Stored data
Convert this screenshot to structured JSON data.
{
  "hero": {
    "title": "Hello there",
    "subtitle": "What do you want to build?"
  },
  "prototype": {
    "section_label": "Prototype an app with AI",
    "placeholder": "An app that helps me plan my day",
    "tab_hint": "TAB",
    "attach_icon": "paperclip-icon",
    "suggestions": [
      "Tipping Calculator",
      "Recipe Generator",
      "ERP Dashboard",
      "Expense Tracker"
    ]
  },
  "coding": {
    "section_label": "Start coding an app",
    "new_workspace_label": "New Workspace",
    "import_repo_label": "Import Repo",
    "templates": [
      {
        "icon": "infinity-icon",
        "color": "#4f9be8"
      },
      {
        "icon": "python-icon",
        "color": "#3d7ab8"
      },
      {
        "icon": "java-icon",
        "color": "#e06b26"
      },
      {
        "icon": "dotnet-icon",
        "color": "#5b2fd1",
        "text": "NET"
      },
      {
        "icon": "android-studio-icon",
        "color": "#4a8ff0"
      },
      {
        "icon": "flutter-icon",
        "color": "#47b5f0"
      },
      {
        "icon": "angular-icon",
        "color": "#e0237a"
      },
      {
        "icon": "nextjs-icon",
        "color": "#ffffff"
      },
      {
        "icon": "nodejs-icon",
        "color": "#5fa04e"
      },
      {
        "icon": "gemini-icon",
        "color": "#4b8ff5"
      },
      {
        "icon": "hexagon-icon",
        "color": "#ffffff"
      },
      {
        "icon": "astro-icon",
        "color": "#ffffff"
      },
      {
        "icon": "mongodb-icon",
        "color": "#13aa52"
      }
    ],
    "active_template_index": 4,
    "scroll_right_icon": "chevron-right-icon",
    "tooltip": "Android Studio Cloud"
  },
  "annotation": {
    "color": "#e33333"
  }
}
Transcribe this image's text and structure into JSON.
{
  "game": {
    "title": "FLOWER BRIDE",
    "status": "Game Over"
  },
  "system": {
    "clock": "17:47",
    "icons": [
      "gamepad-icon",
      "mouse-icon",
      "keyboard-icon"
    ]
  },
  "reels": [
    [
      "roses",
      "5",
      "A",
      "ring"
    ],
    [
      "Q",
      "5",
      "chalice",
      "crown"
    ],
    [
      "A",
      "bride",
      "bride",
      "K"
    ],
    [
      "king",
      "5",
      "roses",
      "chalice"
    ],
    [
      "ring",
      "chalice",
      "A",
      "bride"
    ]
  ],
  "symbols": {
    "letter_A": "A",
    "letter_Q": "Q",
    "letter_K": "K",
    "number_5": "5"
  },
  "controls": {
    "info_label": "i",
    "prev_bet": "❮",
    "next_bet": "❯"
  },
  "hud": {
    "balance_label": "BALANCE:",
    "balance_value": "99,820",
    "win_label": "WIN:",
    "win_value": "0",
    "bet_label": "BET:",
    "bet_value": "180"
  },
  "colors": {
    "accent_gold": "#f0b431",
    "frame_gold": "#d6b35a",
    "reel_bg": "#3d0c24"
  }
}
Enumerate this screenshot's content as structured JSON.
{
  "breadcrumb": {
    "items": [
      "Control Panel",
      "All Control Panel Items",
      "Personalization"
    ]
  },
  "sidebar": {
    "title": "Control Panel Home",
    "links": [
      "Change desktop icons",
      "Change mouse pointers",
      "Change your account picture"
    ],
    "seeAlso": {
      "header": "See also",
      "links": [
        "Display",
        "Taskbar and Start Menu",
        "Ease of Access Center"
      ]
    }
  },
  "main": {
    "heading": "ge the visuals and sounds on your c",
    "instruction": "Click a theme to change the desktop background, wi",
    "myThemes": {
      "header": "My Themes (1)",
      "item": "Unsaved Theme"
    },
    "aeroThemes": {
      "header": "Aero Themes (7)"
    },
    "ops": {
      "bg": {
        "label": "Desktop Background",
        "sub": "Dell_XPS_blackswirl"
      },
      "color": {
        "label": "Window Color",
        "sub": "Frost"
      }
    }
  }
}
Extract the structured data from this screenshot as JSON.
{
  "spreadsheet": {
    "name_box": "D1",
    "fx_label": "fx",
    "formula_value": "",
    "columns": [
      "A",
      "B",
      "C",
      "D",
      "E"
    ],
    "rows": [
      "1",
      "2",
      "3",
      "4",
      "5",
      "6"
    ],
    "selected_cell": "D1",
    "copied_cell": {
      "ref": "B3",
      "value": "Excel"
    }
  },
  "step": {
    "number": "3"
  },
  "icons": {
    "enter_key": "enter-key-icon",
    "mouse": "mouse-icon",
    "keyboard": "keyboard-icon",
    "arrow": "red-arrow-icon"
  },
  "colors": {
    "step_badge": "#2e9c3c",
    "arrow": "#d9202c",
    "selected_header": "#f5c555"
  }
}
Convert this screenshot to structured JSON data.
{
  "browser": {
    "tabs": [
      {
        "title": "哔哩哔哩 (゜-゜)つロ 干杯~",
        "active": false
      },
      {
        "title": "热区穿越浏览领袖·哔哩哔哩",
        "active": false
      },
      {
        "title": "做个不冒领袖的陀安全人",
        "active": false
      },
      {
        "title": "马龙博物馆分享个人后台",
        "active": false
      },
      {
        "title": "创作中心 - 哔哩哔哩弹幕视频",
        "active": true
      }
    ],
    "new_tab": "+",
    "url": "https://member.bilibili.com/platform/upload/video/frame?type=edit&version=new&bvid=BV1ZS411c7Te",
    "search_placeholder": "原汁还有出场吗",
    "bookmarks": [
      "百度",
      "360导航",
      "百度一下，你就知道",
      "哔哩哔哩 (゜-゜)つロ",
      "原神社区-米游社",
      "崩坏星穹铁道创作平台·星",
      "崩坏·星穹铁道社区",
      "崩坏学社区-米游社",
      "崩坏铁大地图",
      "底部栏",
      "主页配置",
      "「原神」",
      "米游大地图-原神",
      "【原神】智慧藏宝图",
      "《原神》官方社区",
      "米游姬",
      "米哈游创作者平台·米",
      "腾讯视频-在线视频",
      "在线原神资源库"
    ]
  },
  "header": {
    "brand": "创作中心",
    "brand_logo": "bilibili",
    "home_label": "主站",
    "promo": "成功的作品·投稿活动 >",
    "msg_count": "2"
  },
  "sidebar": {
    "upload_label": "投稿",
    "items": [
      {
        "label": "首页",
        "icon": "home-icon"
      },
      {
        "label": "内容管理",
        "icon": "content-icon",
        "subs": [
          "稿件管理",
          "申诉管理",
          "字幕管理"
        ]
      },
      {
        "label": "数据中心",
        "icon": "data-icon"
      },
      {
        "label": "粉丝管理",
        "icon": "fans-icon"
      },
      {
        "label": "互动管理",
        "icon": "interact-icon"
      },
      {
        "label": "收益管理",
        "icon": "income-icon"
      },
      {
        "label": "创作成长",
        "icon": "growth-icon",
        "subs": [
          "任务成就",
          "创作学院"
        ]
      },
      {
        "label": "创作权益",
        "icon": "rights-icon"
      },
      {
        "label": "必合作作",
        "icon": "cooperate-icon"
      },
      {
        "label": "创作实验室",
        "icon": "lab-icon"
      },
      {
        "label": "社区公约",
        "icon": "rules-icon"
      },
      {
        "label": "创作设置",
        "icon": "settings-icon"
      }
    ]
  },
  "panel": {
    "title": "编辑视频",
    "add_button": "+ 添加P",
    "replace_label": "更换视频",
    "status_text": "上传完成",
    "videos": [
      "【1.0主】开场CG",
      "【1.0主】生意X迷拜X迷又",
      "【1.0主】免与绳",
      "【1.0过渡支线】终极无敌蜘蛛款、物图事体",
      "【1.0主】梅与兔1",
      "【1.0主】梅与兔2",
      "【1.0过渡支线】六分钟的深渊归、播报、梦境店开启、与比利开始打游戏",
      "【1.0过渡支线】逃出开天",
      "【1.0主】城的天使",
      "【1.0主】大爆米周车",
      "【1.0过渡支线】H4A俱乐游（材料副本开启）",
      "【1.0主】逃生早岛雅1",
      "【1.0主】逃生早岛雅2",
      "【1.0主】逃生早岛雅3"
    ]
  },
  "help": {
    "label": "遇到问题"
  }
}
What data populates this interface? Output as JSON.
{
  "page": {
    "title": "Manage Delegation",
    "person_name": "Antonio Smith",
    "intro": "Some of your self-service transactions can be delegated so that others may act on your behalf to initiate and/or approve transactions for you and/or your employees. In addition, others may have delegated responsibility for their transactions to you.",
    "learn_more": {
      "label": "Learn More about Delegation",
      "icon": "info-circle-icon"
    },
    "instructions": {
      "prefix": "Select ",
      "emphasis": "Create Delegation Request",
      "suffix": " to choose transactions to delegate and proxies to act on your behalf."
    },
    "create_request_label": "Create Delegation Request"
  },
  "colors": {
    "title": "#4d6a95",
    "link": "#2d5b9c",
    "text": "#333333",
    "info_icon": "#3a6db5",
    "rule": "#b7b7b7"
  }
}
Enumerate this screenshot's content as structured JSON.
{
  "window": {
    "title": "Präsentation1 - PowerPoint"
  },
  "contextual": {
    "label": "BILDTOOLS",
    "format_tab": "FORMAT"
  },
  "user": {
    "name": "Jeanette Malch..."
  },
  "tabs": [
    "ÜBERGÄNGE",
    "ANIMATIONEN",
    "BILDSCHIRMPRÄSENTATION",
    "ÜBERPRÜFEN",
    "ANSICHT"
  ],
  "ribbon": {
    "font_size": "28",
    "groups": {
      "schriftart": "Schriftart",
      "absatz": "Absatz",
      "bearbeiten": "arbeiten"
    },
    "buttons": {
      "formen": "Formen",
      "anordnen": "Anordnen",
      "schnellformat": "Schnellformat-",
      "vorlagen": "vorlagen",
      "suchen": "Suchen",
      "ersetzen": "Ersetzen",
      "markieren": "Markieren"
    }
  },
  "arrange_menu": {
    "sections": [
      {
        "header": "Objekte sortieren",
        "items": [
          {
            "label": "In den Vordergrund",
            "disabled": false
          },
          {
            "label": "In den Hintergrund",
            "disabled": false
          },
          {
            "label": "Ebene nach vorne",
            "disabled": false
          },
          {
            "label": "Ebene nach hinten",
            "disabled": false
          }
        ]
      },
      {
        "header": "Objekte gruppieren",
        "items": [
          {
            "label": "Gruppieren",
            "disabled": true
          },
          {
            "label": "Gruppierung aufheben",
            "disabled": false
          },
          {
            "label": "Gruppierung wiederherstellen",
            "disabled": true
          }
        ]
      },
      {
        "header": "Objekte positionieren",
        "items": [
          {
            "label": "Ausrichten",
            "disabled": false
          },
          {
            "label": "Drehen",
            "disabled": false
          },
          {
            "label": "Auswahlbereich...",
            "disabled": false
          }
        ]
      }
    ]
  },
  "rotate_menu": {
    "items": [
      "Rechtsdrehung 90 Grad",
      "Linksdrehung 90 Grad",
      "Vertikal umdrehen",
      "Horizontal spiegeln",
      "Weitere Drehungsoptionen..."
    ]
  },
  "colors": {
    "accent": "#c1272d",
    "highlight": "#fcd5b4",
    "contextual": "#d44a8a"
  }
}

◆ Task instructions
Find all lines with "What" in them and copy each one.

◆ Complete response
    "subtitle": "What do you want to build?"
What data populates this interface? Output as JSON.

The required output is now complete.